Transcribe every line, keeping it exact.

Stored data:

►

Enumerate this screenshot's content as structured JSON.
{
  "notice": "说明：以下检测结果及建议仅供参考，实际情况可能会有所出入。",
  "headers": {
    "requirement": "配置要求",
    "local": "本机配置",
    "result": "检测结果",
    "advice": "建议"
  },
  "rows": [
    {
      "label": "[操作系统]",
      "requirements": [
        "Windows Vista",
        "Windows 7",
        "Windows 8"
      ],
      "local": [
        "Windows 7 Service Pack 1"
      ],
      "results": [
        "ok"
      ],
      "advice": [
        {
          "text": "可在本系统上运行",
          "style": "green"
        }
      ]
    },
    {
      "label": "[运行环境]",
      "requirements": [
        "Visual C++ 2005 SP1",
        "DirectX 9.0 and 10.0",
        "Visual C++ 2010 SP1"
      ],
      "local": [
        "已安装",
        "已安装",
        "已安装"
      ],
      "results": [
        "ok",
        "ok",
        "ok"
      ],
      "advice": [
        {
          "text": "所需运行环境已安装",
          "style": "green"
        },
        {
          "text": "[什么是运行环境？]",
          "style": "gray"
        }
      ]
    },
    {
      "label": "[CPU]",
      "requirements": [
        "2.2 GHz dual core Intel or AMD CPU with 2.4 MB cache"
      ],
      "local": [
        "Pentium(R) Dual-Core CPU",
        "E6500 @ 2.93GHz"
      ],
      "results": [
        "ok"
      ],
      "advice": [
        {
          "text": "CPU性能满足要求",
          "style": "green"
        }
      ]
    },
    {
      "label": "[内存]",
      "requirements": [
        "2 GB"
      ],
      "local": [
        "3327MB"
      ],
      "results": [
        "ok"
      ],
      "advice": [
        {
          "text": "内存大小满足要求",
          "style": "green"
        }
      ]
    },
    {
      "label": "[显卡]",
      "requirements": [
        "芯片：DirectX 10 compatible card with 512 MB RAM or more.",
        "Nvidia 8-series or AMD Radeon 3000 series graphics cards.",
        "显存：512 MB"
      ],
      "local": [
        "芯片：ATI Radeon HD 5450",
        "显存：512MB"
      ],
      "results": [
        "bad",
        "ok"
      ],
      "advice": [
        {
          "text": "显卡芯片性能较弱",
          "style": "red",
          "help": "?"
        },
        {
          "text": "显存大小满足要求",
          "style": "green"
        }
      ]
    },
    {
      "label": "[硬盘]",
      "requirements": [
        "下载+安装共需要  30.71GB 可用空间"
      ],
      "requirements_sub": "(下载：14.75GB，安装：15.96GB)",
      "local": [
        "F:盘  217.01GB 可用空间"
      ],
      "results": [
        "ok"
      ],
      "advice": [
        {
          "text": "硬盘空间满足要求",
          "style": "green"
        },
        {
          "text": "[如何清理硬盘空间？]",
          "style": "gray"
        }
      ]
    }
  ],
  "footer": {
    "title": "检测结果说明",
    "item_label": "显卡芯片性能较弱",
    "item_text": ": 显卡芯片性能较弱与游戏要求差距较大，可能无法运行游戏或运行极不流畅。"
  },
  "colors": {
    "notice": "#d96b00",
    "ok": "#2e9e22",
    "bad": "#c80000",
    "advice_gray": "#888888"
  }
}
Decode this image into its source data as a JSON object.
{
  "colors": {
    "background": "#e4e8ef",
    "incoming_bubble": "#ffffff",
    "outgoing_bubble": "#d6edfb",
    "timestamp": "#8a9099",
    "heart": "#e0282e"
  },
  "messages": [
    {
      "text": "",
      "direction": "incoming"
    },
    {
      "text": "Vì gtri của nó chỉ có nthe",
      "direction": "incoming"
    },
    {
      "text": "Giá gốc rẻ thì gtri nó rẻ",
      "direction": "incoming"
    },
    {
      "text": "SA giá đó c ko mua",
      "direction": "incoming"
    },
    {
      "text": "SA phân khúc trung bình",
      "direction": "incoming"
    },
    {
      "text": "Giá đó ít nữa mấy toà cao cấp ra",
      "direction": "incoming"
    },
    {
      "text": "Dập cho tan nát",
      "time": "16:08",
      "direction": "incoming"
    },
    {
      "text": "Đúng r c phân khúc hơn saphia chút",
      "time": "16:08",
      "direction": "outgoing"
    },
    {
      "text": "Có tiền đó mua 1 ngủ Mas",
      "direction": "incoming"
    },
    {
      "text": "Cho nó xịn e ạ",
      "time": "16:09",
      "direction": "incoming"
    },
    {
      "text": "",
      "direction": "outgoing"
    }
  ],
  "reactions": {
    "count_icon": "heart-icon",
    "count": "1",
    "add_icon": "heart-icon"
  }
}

◄

## [ANSWER TO THIS TASK]
Enumerate this screenshot's content as structured JSON.
{
  "notice": "说明：以下检测结果及建议仅供参考，实际情况可能会有所出入。",
  "headers": {
    "requirement": "配置要求",
    "local": "本机配置",
    "result": "检测结果",
    "advice": "建议"
  },
  "rows": [
    {
      "label": "[操作系统]",
      "requirements": [
        "Windows Vista",
        "Windows 7",
        "Windows 8"
      ],
      "local": [
        "Windows 7 Service Pack 1"
      ],
      "results": [
        "ok"
      ],
      "advice": [
        {
          "text": "可在本系统上运行",
          "style": "green"
        }
      ]
    },
    {
      "label": "[运行环境]",
      "requirements": [
        "Visual C++ 2005 SP1",
        "DirectX 9.0 and 10.0",
        "Visual C++ 2010 SP1"
      ],
      "local": [
        "已安装",
        "已安装",
        "已安装"
      ],
      "results": [
        "ok",
        "ok",
        "ok"
      ],
      "advice": [
        {
          "text": "所需运行环境已安装",
          "style": "green"
        },
        {
          "text": "[什么是运行环境？]",
          "style": "gray"
        }
      ]
    },
    {
      "label": "[CPU]",
      "requirements": [
        "2.2 GHz dual core Intel or AMD CPU with 2.4 MB cache"
      ],
      "local": [
        "Pentium(R) Dual-Core CPU",
        "E6500 @ 2.93GHz"
      ],
      "results": [
        "ok"
      ],
      "advice": [
        {
          "text": "CPU性能满足要求",
          "style": "green"
        }
      ]
    },
    {
      "label": "[内存]",
      "requirements": [
        "2 GB"
      ],
      "local": [
        "3327MB"
      ],
      "results": [
        "ok"
      ],
      "advice": [
        {
          "text": "内存大小满足要求",
          "style": "green"
        }
      ]
    },
    {
      "label": "[显卡]",
      "requirements": [
        "芯片：DirectX 10 compatible card with 512 MB RAM or more.",
        "Nvidia 8-series or AMD Radeon 3000 series graphics cards.",
        "显存：512 MB"
      ],
      "local": [
        "芯片：ATI Radeon HD 5450",
        "显存：512MB"
      ],
      "results": [
        "bad",
        "ok"
      ],
      "advice": [
        {
          "text": "显卡芯片性能较弱",
          "style": "red",
          "help": "?"
        },
        {
          "text": "显存大小满足要求",
          "style": "green"
        }
      ]
    },
    {
      "label": "[硬盘]",
      "requirements": [
        "下载+安装共需要  30.71GB 可用空间"
      ],
      "requirements_sub": "(下载：14.75GB，安装：15.96GB)",
      "local": [
        "F:盘  217.01GB 可用空间"
      ],
      "results": [
        "ok"
      ],
      "advice": [
        {
          "text": "硬盘空间满足要求",
          "style": "green"
        },
        {
          "text": "[如何清理硬盘空间？]",
          "style": "gray"
        }
      ]
    }
  ],
  "footer": {
    "title": "检测结果说明",
    "item_label": "显卡芯片性能较弱",
    "item_text": ": 显卡芯片性能较弱与游戏要求差距较大，可能无法运行游戏或运行极不流畅。"
  },
  "colors": {
    "notice": "#d96b00",
    "ok": "#2e9e22",
    "bad": "#c80000",
    "advice_gray": "#888888"
  }
}
Decode this image into its source data as a JSON object.
{
  "colors": {
    "background": "#e4e8ef",
    "incoming_bubble": "#ffffff",
    "outgoing_bubble": "#d6edfb",
    "timestamp": "#8a9099",
    "heart": "#e0282e"
  },
  "messages": [
    {
      "text": "",
      "direction": "incoming"
    },
    {
      "text": "Vì gtri của nó chỉ có nthe",
      "direction": "incoming"
    },
    {
      "text": "Giá gốc rẻ thì gtri nó rẻ",
      "direction": "incoming"
    },
    {
      "text": "SA giá đó c ko mua",
      "direction": "incoming"
    },
    {
      "text": "SA phân khúc trung bình",
      "direction": "incoming"
    },
    {
      "text": "Giá đó ít nữa mấy toà cao cấp ra",
      "direction": "incoming"
    },
    {
      "text": "Dập cho tan nát",
      "time": "16:08",
      "direction": "incoming"
    },
    {
      "text": "Đúng r c phân khúc hơn saphia chút",
      "time": "16:08",
      "direction": "outgoing"
    },
    {
      "text": "Có tiền đó mua 1 ngủ Mas",
      "direction": "incoming"
    },
    {
      "text": "Cho nó xịn e ạ",
      "time": "16:09",
      "direction": "incoming"
    },
    {
      "text": "",
      "direction": "outgoing"
    }
  ],
  "reactions": {
    "count_icon": "heart-icon",
    "count": "1",
    "add_icon": "heart-icon"
  }
}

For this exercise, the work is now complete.